*WRITTEN INSTRUCTION*
Output all of the records exactly as written.

Stored entries:
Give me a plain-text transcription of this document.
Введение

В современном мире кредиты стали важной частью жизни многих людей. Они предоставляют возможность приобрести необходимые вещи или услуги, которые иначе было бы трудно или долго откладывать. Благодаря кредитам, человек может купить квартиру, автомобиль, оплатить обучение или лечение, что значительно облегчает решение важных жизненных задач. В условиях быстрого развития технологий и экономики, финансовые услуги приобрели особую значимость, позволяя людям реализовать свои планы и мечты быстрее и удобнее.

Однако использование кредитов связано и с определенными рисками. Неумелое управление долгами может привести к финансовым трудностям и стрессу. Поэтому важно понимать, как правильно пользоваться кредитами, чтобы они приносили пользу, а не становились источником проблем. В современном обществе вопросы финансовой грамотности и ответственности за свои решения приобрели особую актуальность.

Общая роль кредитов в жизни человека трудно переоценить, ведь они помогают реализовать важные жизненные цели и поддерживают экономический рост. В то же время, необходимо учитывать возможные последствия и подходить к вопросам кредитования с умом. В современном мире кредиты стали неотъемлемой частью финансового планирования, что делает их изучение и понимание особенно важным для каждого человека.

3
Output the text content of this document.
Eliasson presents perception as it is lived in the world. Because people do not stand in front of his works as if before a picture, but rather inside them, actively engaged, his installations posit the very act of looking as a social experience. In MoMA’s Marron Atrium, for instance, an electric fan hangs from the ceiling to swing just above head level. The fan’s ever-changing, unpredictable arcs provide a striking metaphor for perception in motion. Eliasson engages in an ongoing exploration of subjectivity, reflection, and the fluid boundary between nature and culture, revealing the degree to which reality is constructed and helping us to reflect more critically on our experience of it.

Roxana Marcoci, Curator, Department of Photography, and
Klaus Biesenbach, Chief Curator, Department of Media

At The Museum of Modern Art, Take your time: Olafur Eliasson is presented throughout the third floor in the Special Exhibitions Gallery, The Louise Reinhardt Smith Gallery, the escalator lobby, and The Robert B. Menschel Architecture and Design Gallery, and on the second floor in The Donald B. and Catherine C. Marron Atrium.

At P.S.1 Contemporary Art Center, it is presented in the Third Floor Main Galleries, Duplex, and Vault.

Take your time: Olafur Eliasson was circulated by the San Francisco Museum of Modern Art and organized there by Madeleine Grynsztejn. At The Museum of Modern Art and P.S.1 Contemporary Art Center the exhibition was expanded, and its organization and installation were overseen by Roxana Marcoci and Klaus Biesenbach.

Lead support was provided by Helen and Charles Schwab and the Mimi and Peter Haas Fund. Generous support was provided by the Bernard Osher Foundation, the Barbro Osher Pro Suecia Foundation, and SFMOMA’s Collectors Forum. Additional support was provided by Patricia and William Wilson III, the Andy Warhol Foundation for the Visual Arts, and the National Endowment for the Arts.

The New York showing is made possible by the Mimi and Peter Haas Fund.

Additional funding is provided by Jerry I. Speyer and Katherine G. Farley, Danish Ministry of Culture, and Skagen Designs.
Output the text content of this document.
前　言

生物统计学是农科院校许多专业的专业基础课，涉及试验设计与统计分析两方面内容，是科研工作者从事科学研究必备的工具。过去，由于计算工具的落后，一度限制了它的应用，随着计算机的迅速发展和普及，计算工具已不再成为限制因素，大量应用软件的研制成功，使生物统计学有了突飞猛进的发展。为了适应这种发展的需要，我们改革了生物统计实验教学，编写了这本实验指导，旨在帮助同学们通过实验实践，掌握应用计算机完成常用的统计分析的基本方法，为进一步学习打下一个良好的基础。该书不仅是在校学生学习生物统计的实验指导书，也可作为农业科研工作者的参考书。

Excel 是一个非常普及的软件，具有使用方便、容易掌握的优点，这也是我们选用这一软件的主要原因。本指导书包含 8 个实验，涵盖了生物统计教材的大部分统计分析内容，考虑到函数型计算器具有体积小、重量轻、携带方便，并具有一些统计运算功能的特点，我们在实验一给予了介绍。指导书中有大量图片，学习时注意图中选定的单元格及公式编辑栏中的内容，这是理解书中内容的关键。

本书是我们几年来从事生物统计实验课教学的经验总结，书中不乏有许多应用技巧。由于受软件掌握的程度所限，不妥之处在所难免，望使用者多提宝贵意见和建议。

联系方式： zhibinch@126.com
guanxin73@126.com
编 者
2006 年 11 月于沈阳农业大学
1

*FINAL RESULT*
Give me a plain-text transcription of this document.
Введение

В современном мире кредиты стали важной частью жизни многих людей. Они предоставляют возможность приобрести необходимые вещи или услуги, которые иначе было бы трудно или долго откладывать. Благодаря кредитам, человек может купить квартиру, автомобиль, оплатить обучение или лечение, что значительно облегчает решение важных жизненных задач. В условиях быстрого развития технологий и экономики, финансовые услуги приобрели особую значимость, позволяя людям реализовать свои планы и мечты быстрее и удобнее.

Однако использование кредитов связано и с определенными рисками. Неумелое управление долгами может привести к финансовым трудностям и стрессу. Поэтому важно понимать, как правильно пользоваться кредитами, чтобы они приносили пользу, а не становились источником проблем. В современном обществе вопросы финансовой грамотности и ответственности за свои решения приобрели особую актуальность.

Общая роль кредитов в жизни человека трудно переоценить, ведь они помогают реализовать важные жизненные цели и поддерживают экономический рост. В то же время, необходимо учитывать возможные последствия и подходить к вопросам кредитования с умом. В современном мире кредиты стали неотъемлемой частью финансового планирования, что делает их изучение и понимание особенно важным для каждого человека.

3
Output the text content of this document.
Eliasson presents perception as it is lived in the world. Because people do not stand in front of his works as if before a picture, but rather inside them, actively engaged, his installations posit the very act of looking as a social experience. In MoMA’s Marron Atrium, for instance, an electric fan hangs from the ceiling to swing just above head level. The fan’s ever-changing, unpredictable arcs provide a striking metaphor for perception in motion. Eliasson engages in an ongoing exploration of subjectivity, reflection, and the fluid boundary between nature and culture, revealing the degree to which reality is constructed and helping us to reflect more critically on our experience of it.

Roxana Marcoci, Curator, Department of Photography, and
Klaus Biesenbach, Chief Curator, Department of Media

At The Museum of Modern Art, Take your time: Olafur Eliasson is presented throughout the third floor in the Special Exhibitions Gallery, The Louise Reinhardt Smith Gallery, the escalator lobby, and The Robert B. Menschel Architecture and Design Gallery, and on the second floor in The Donald B. and Catherine C. Marron Atrium.

At P.S.1 Contemporary Art Center, it is presented in the Third Floor Main Galleries, Duplex, and Vault.

Take your time: Olafur Eliasson was circulated by the San Francisco Museum of Modern Art and organized there by Madeleine Grynsztejn. At The Museum of Modern Art and P.S.1 Contemporary Art Center the exhibition was expanded, and its organization and installation were overseen by Roxana Marcoci and Klaus Biesenbach.

Lead support was provided by Helen and Charles Schwab and the Mimi and Peter Haas Fund. Generous support was provided by the Bernard Osher Foundation, the Barbro Osher Pro Suecia Foundation, and SFMOMA’s Collectors Forum. Additional support was provided by Patricia and William Wilson III, the Andy Warhol Foundation for the Visual Arts, and the National Endowment for the Arts.

The New York showing is made possible by the Mimi and Peter Haas Fund.

Additional funding is provided by Jerry I. Speyer and Katherine G. Farley, Danish Ministry of Culture, and Skagen Designs.
Output the text content of this document.
前　言

生物统计学是农科院校许多专业的专业基础课，涉及试验设计与统计分析两方面内容，是科研工作者从事科学研究必备的工具。过去，由于计算工具的落后，一度限制了它的应用，随着计算机的迅速发展和普及，计算工具已不再成为限制因素，大量应用软件的研制成功，使生物统计学有了突飞猛进的发展。为了适应这种发展的需要，我们改革了生物统计实验教学，编写了这本实验指导，旨在帮助同学们通过实验实践，掌握应用计算机完成常用的统计分析的基本方法，为进一步学习打下一个良好的基础。该书不仅是在校学生学习生物统计的实验指导书，也可作为农业科研工作者的参考书。

Excel 是一个非常普及的软件，具有使用方便、容易掌握的优点，这也是我们选用这一软件的主要原因。本指导书包含 8 个实验，涵盖了生物统计教材的大部分统计分析内容，考虑到函数型计算器具有体积小、重量轻、携带方便，并具有一些统计运算功能的特点，我们在实验一给予了介绍。指导书中有大量图片，学习时注意图中选定的单元格及公式编辑栏中的内容，这是理解书中内容的关键。

本书是我们几年来从事生物统计实验课教学的经验总结，书中不乏有许多应用技巧。由于受软件掌握的程度所限，不妥之处在所难免，望使用者多提宝贵意见和建议。

联系方式： zhibinch@126.com
guanxin73@126.com
编 者
2006 年 11 月于沈阳农业大学
1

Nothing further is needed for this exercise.